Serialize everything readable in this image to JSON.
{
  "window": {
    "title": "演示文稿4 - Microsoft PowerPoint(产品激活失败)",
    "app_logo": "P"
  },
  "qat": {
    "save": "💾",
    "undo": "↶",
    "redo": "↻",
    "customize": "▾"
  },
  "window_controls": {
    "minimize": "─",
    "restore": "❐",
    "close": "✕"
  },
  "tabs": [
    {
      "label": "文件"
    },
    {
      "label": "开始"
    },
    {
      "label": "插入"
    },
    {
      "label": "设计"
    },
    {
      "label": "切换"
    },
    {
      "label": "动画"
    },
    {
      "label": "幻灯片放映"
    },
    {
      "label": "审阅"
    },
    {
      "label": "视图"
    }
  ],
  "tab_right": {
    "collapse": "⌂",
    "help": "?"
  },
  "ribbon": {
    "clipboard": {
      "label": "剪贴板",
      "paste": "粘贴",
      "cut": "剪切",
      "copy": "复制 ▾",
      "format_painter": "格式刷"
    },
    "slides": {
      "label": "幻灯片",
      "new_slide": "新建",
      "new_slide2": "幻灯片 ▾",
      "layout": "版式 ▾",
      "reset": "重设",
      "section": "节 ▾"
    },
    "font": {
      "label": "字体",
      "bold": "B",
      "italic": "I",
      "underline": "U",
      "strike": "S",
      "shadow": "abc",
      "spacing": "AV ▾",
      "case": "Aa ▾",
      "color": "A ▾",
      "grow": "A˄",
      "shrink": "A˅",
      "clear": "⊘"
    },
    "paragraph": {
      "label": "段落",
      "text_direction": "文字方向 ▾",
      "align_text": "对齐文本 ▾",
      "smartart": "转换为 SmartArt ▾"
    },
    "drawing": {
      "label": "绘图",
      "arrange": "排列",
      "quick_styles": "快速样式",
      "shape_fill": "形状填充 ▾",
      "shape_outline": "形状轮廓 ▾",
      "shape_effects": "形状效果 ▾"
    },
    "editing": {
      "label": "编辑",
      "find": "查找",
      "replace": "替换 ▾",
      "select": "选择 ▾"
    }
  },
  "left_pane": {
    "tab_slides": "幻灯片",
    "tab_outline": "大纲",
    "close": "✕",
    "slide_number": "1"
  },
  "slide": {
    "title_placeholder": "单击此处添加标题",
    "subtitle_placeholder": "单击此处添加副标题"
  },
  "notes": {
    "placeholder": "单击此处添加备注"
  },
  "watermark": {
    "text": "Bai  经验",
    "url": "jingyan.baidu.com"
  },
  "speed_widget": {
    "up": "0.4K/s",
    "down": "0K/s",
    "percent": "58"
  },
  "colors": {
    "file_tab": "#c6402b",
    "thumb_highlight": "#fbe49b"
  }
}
+ + + + +
=== Directive ===
Copy out the full set of records precisely, leaving nothing out.

=== Worked answer ===
Serialize everything readable in this image to JSON.
{
  "window": {
    "title": "演示文稿4 - Microsoft PowerPoint(产品激活失败)",
    "app_logo": "P"
  },
  "qat": {
    "save": "💾",
    "undo": "↶",
    "redo": "↻",
    "customize": "▾"
  },
  "window_controls": {
    "minimize": "─",
    "restore": "❐",
    "close": "✕"
  },
  "tabs": [
    {
      "label": "文件"
    },
    {
      "label": "开始"
    },
    {
      "label": "插入"
    },
    {
      "label": "设计"
    },
    {
      "label": "切换"
    },
    {
      "label": "动画"
    },
    {
      "label": "幻灯片放映"
    },
    {
      "label": "审阅"
    },
    {
      "label": "视图"
    }
  ],
  "tab_right": {
    "collapse": "⌂",
    "help": "?"
  },
  "ribbon": {
    "clipboard": {
      "label": "剪贴板",
      "paste": "粘贴",
      "cut": "剪切",
      "copy": "复制 ▾",
      "format_painter": "格式刷"
    },
    "slides": {
      "label": "幻灯片",
      "new_slide": "新建",
      "new_slide2": "幻灯片 ▾",
      "layout": "版式 ▾",
      "reset": "重设",
      "section": "节 ▾"
    },
    "font": {
      "label": "字体",
      "bold": "B",
      "italic": "I",
      "underline": "U",
      "strike": "S",
      "shadow": "abc",
      "spacing": "AV ▾",
      "case": "Aa ▾",
      "color": "A ▾",
      "grow": "A˄",
      "shrink": "A˅",
      "clear": "⊘"
    },
    "paragraph": {
      "label": "段落",
      "text_direction": "文字方向 ▾",
      "align_text": "对齐文本 ▾",
      "smartart": "转换为 SmartArt ▾"
    },
    "drawing": {
      "label": "绘图",
      "arrange": "排列",
      "quick_styles": "快速样式",
      "shape_fill": "形状填充 ▾",
      "shape_outline": "形状轮廓 ▾",
      "shape_effects": "形状效果 ▾"
    },
    "editing": {
      "label": "编辑",
      "find": "查找",
      "replace": "替换 ▾",
      "select": "选择 ▾"
    }
  },
  "left_pane": {
    "tab_slides": "幻灯片",
    "tab_outline": "大纲",
    "close": "✕",
    "slide_number": "1"
  },
  "slide": {
    "title_placeholder": "单击此处添加标题",
    "subtitle_placeholder": "单击此处添加副标题"
  },
  "notes": {
    "placeholder": "单击此处添加备注"
  },
  "watermark": {
    "text": "Bai  经验",
    "url": "jingyan.baidu.com"
  },
  "speed_widget": {
    "up": "0.4K/s",
    "down": "0K/s",
    "percent": "58"
  },
  "colors": {
    "file_tab": "#c6402b",
    "thumb_highlight": "#fbe49b"
  }
}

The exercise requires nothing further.